Work task:
If anything in the data looks odd, keep it anyway and write the whole listing out unchanged.

Provided material:
==============================

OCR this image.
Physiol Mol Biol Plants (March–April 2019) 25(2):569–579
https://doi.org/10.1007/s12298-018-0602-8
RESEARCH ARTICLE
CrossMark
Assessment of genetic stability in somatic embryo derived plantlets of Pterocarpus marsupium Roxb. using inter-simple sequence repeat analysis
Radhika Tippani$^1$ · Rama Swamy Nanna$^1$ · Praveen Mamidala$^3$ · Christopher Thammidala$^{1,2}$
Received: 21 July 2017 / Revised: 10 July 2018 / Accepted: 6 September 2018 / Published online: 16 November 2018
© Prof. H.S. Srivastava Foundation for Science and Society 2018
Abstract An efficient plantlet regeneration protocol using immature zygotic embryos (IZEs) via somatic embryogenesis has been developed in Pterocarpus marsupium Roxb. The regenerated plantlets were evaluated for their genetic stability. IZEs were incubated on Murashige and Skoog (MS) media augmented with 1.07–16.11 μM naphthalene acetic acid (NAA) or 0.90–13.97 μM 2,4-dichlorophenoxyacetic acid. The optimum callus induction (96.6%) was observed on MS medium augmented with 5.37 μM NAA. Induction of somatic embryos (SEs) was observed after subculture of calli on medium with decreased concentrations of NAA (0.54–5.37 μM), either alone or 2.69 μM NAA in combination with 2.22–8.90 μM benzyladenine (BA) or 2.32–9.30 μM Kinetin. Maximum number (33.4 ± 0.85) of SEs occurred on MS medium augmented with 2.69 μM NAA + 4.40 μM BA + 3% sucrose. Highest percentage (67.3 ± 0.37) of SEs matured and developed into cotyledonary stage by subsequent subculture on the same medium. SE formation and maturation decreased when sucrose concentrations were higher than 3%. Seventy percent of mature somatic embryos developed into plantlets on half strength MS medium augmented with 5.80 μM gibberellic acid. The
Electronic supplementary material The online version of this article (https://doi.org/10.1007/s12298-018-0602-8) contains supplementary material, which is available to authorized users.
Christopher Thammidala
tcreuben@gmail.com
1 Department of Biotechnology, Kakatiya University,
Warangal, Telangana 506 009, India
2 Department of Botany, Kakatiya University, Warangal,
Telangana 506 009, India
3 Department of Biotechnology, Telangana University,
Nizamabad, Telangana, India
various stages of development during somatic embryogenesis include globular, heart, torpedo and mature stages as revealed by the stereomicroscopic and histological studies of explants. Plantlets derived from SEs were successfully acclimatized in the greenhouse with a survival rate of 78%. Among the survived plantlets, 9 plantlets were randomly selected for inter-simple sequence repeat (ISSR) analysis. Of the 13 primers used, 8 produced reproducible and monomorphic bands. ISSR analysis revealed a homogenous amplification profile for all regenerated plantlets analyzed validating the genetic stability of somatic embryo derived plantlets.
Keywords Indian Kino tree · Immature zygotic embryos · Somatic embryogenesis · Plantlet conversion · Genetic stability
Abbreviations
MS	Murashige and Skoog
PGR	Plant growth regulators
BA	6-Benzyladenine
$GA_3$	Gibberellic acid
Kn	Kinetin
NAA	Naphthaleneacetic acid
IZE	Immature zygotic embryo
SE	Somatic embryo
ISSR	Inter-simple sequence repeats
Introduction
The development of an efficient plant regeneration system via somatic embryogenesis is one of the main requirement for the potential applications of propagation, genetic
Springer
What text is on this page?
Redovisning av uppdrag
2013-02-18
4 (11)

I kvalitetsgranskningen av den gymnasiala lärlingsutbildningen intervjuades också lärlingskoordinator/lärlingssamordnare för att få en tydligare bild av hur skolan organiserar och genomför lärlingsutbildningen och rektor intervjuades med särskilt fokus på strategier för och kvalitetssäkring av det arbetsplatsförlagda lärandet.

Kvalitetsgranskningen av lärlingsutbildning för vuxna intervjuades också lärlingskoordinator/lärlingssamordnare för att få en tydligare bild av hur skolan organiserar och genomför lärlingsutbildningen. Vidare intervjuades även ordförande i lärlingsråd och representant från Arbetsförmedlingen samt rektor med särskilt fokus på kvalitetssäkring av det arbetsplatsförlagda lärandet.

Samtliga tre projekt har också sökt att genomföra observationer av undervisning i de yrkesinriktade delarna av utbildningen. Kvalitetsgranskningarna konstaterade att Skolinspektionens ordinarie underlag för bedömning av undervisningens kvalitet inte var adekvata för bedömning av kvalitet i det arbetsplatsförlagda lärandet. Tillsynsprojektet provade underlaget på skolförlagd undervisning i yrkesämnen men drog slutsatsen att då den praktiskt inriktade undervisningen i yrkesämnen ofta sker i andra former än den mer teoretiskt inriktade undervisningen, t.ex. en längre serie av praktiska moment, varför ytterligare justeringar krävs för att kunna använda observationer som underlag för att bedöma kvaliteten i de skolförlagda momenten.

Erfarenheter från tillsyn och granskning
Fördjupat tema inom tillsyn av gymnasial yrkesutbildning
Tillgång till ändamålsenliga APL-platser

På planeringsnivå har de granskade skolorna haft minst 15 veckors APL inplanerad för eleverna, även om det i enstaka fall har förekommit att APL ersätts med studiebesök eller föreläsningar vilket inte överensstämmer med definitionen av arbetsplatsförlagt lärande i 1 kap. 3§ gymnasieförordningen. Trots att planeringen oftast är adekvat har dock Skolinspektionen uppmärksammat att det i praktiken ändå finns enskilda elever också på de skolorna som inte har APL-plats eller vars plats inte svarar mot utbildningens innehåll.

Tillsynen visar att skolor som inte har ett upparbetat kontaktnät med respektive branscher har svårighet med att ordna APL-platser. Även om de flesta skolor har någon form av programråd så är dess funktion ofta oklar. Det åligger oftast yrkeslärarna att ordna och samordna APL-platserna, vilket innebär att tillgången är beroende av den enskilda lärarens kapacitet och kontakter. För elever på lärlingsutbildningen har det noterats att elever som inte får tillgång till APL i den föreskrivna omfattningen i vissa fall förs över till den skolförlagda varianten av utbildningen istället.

==============================

Result of the exercise:
OCR this image.
Physiol Mol Biol Plants (March–April 2019) 25(2):569–579
https://doi.org/10.1007/s12298-018-0602-8
RESEARCH ARTICLE
CrossMark
Assessment of genetic stability in somatic embryo derived plantlets of Pterocarpus marsupium Roxb. using inter-simple sequence repeat analysis
Radhika Tippani$^1$ · Rama Swamy Nanna$^1$ · Praveen Mamidala$^3$ · Christopher Thammidala$^{1,2}$
Received: 21 July 2017 / Revised: 10 July 2018 / Accepted: 6 September 2018 / Published online: 16 November 2018
© Prof. H.S. Srivastava Foundation for Science and Society 2018
Abstract An efficient plantlet regeneration protocol using immature zygotic embryos (IZEs) via somatic embryogenesis has been developed in Pterocarpus marsupium Roxb. The regenerated plantlets were evaluated for their genetic stability. IZEs were incubated on Murashige and Skoog (MS) media augmented with 1.07–16.11 μM naphthalene acetic acid (NAA) or 0.90–13.97 μM 2,4-dichlorophenoxyacetic acid. The optimum callus induction (96.6%) was observed on MS medium augmented with 5.37 μM NAA. Induction of somatic embryos (SEs) was observed after subculture of calli on medium with decreased concentrations of NAA (0.54–5.37 μM), either alone or 2.69 μM NAA in combination with 2.22–8.90 μM benzyladenine (BA) or 2.32–9.30 μM Kinetin. Maximum number (33.4 ± 0.85) of SEs occurred on MS medium augmented with 2.69 μM NAA + 4.40 μM BA + 3% sucrose. Highest percentage (67.3 ± 0.37) of SEs matured and developed into cotyledonary stage by subsequent subculture on the same medium. SE formation and maturation decreased when sucrose concentrations were higher than 3%. Seventy percent of mature somatic embryos developed into plantlets on half strength MS medium augmented with 5.80 μM gibberellic acid. The
Electronic supplementary material The online version of this article (https://doi.org/10.1007/s12298-018-0602-8) contains supplementary material, which is available to authorized users.
Christopher Thammidala
tcreuben@gmail.com
1 Department of Biotechnology, Kakatiya University,
Warangal, Telangana 506 009, India
2 Department of Botany, Kakatiya University, Warangal,
Telangana 506 009, India
3 Department of Biotechnology, Telangana University,
Nizamabad, Telangana, India
various stages of development during somatic embryogenesis include globular, heart, torpedo and mature stages as revealed by the stereomicroscopic and histological studies of explants. Plantlets derived from SEs were successfully acclimatized in the greenhouse with a survival rate of 78%. Among the survived plantlets, 9 plantlets were randomly selected for inter-simple sequence repeat (ISSR) analysis. Of the 13 primers used, 8 produced reproducible and monomorphic bands. ISSR analysis revealed a homogenous amplification profile for all regenerated plantlets analyzed validating the genetic stability of somatic embryo derived plantlets.
Keywords Indian Kino tree · Immature zygotic embryos · Somatic embryogenesis · Plantlet conversion · Genetic stability
Abbreviations
MS	Murashige and Skoog
PGR	Plant growth regulators
BA	6-Benzyladenine
$GA_3$	Gibberellic acid
Kn	Kinetin
NAA	Naphthaleneacetic acid
IZE	Immature zygotic embryo
SE	Somatic embryo
ISSR	Inter-simple sequence repeats
Introduction
The development of an efficient plant regeneration system via somatic embryogenesis is one of the main requirement for the potential applications of propagation, genetic
Springer
What text is on this page?
Redovisning av uppdrag
2013-02-18
4 (11)

I kvalitetsgranskningen av den gymnasiala lärlingsutbildningen intervjuades också lärlingskoordinator/lärlingssamordnare för att få en tydligare bild av hur skolan organiserar och genomför lärlingsutbildningen och rektor intervjuades med särskilt fokus på strategier för och kvalitetssäkring av det arbetsplatsförlagda lärandet.

Kvalitetsgranskningen av lärlingsutbildning för vuxna intervjuades också lärlingskoordinator/lärlingssamordnare för att få en tydligare bild av hur skolan organiserar och genomför lärlingsutbildningen. Vidare intervjuades även ordförande i lärlingsråd och representant från Arbetsförmedlingen samt rektor med särskilt fokus på kvalitetssäkring av det arbetsplatsförlagda lärandet.

Samtliga tre projekt har också sökt att genomföra observationer av undervisning i de yrkesinriktade delarna av utbildningen. Kvalitetsgranskningarna konstaterade att Skolinspektionens ordinarie underlag för bedömning av undervisningens kvalitet inte var adekvata för bedömning av kvalitet i det arbetsplatsförlagda lärandet. Tillsynsprojektet provade underlaget på skolförlagd undervisning i yrkesämnen men drog slutsatsen att då den praktiskt inriktade undervisningen i yrkesämnen ofta sker i andra former än den mer teoretiskt inriktade undervisningen, t.ex. en längre serie av praktiska moment, varför ytterligare justeringar krävs för att kunna använda observationer som underlag för att bedöma kvaliteten i de skolförlagda momenten.

Erfarenheter från tillsyn och granskning
Fördjupat tema inom tillsyn av gymnasial yrkesutbildning
Tillgång till ändamålsenliga APL-platser

På planeringsnivå har de granskade skolorna haft minst 15 veckors APL inplanerad för eleverna, även om det i enstaka fall har förekommit att APL ersätts med studiebesök eller föreläsningar vilket inte överensstämmer med definitionen av arbetsplatsförlagt lärande i 1 kap. 3§ gymnasieförordningen. Trots att planeringen oftast är adekvat har dock Skolinspektionen uppmärksammat att det i praktiken ändå finns enskilda elever också på de skolorna som inte har APL-plats eller vars plats inte svarar mot utbildningens innehåll.

Tillsynen visar att skolor som inte har ett upparbetat kontaktnät med respektive branscher har svårighet med att ordna APL-platser. Även om de flesta skolor har någon form av programråd så är dess funktion ofta oklar. Det åligger oftast yrkeslärarna att ordna och samordna APL-platserna, vilket innebär att tillgången är beroende av den enskilda lärarens kapacitet och kontakter. För elever på lärlingsutbildningen har det noterats att elever som inte får tillgång till APL i den föreskrivna omfattningen i vissa fall förs över till den skolförlagda varianten av utbildningen istället.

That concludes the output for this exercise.